### Description of the task
Copy every line of the following data that includes the string "много".

[Part of a data file]

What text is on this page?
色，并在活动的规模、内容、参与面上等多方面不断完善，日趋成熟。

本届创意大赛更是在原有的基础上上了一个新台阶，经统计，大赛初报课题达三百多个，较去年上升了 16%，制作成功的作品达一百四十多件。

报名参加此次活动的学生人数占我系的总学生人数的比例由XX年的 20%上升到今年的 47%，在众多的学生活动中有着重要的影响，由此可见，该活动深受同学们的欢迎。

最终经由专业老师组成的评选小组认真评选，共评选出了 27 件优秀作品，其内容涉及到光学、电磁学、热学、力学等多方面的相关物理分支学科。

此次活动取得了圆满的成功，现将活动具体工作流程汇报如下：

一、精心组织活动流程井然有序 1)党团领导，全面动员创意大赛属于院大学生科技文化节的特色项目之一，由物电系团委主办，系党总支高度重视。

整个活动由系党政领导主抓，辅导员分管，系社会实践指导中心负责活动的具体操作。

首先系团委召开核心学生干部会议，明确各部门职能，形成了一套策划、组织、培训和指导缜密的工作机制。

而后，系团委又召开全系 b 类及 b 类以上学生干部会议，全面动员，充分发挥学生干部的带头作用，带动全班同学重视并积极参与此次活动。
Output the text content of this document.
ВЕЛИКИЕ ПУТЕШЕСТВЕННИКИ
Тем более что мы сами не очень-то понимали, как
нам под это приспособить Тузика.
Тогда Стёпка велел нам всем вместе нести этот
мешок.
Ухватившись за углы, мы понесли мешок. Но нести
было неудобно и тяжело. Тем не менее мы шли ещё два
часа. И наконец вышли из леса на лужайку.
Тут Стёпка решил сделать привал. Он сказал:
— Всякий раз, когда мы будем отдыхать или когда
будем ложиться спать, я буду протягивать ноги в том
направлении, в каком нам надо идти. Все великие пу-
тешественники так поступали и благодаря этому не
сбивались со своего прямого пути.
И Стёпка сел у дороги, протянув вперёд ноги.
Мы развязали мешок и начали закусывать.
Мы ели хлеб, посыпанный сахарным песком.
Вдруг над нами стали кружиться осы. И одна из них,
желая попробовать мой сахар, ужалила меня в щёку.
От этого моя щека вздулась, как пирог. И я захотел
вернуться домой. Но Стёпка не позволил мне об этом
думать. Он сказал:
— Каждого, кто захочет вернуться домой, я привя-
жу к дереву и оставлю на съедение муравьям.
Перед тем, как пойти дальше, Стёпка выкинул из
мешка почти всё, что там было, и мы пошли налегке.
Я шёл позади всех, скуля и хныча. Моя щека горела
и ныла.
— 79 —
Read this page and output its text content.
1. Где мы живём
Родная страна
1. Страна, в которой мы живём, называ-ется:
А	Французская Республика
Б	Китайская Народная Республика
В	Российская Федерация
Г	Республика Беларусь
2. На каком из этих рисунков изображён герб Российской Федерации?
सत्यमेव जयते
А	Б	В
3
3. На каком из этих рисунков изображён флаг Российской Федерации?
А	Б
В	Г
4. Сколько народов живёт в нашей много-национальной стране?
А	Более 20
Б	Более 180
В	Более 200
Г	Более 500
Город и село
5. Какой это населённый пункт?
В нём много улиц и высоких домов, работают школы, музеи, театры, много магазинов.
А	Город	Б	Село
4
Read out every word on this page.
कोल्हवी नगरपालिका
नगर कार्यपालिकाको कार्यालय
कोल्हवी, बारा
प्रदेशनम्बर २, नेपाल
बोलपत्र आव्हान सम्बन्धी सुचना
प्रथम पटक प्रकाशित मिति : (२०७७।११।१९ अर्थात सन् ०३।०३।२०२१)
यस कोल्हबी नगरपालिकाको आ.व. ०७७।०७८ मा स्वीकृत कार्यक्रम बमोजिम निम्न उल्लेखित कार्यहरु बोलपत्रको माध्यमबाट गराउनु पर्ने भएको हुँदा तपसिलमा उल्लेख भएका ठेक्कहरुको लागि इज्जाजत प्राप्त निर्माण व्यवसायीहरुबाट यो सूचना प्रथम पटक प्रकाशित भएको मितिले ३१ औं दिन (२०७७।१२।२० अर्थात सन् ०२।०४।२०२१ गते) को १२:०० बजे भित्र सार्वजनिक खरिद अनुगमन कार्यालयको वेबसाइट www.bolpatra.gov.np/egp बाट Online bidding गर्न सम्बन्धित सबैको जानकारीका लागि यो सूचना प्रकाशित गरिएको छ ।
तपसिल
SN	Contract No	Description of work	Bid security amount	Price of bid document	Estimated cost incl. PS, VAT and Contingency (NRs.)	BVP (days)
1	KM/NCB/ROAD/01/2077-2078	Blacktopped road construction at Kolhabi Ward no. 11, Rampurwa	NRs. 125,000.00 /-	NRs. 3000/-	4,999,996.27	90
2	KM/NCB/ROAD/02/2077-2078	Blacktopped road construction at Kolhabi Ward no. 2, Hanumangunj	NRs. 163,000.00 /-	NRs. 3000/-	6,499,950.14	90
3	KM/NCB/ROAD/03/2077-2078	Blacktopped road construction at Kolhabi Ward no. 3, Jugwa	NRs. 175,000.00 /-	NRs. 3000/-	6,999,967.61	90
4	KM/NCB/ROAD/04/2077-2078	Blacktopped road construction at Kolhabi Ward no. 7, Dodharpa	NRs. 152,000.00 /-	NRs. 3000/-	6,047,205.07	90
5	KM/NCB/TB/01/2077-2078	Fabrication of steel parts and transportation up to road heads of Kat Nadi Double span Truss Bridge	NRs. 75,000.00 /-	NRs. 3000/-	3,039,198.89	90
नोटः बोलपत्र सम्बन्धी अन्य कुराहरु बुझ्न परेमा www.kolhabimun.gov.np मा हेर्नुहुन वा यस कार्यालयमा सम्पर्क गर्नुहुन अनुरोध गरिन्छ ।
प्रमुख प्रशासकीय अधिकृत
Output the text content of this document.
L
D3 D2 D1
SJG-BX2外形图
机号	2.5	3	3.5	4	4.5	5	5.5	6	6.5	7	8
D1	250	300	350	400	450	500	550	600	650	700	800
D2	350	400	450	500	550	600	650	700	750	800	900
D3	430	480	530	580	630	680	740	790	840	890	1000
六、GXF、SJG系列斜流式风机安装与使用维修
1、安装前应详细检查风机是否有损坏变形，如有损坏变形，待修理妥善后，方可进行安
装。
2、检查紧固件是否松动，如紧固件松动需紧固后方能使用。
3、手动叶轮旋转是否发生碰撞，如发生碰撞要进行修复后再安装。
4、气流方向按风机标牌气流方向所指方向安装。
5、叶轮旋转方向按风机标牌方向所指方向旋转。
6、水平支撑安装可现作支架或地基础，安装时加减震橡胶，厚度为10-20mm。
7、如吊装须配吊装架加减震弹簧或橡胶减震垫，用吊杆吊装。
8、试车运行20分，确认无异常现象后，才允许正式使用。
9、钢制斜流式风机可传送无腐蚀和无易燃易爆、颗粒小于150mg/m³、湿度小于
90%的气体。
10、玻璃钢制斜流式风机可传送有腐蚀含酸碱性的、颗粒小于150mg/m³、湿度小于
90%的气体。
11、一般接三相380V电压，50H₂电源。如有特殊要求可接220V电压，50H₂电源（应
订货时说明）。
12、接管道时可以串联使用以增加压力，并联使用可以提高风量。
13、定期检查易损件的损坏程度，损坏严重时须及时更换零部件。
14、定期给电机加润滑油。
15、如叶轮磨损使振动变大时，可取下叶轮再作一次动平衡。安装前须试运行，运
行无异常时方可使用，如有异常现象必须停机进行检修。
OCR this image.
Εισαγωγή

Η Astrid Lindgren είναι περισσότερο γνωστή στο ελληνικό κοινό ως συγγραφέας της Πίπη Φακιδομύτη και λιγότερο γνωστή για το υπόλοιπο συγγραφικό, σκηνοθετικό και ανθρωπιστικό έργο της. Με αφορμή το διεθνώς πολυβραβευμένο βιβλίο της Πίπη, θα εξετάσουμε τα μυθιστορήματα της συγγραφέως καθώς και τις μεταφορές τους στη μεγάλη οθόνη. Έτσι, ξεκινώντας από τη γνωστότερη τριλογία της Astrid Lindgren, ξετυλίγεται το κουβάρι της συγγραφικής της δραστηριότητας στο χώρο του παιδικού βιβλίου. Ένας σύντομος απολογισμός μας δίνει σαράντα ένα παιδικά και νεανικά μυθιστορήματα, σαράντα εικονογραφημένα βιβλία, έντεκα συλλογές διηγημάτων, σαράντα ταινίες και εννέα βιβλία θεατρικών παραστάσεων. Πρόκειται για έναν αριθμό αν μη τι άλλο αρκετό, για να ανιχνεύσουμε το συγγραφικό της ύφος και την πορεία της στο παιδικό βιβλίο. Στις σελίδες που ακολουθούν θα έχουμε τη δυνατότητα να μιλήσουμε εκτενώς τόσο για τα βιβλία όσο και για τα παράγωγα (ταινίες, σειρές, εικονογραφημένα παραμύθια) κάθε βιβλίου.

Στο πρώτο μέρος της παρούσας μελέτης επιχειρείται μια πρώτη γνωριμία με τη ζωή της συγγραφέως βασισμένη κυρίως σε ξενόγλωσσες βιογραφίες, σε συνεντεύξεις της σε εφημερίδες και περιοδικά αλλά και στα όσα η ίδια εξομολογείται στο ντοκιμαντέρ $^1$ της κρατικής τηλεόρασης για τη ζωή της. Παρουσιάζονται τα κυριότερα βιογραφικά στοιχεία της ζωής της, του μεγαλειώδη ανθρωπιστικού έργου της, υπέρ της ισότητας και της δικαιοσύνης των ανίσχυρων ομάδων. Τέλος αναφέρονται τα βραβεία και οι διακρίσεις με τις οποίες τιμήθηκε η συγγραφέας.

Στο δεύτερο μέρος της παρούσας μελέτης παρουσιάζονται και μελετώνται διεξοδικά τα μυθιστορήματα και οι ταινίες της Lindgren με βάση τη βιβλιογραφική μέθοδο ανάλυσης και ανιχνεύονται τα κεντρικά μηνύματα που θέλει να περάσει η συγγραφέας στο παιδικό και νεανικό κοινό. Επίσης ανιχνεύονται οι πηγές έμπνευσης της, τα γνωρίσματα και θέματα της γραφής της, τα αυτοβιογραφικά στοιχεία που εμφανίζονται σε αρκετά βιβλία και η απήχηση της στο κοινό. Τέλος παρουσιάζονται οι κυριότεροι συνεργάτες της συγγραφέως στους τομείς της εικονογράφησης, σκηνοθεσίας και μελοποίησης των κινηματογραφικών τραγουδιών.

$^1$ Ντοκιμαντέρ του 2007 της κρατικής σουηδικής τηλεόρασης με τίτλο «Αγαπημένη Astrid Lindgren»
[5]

### Task solution
4. Сколько народов живёт в нашей много-национальной стране?
В нём много улиц и высоких домов, работают школы, музеи, театры, много магазинов.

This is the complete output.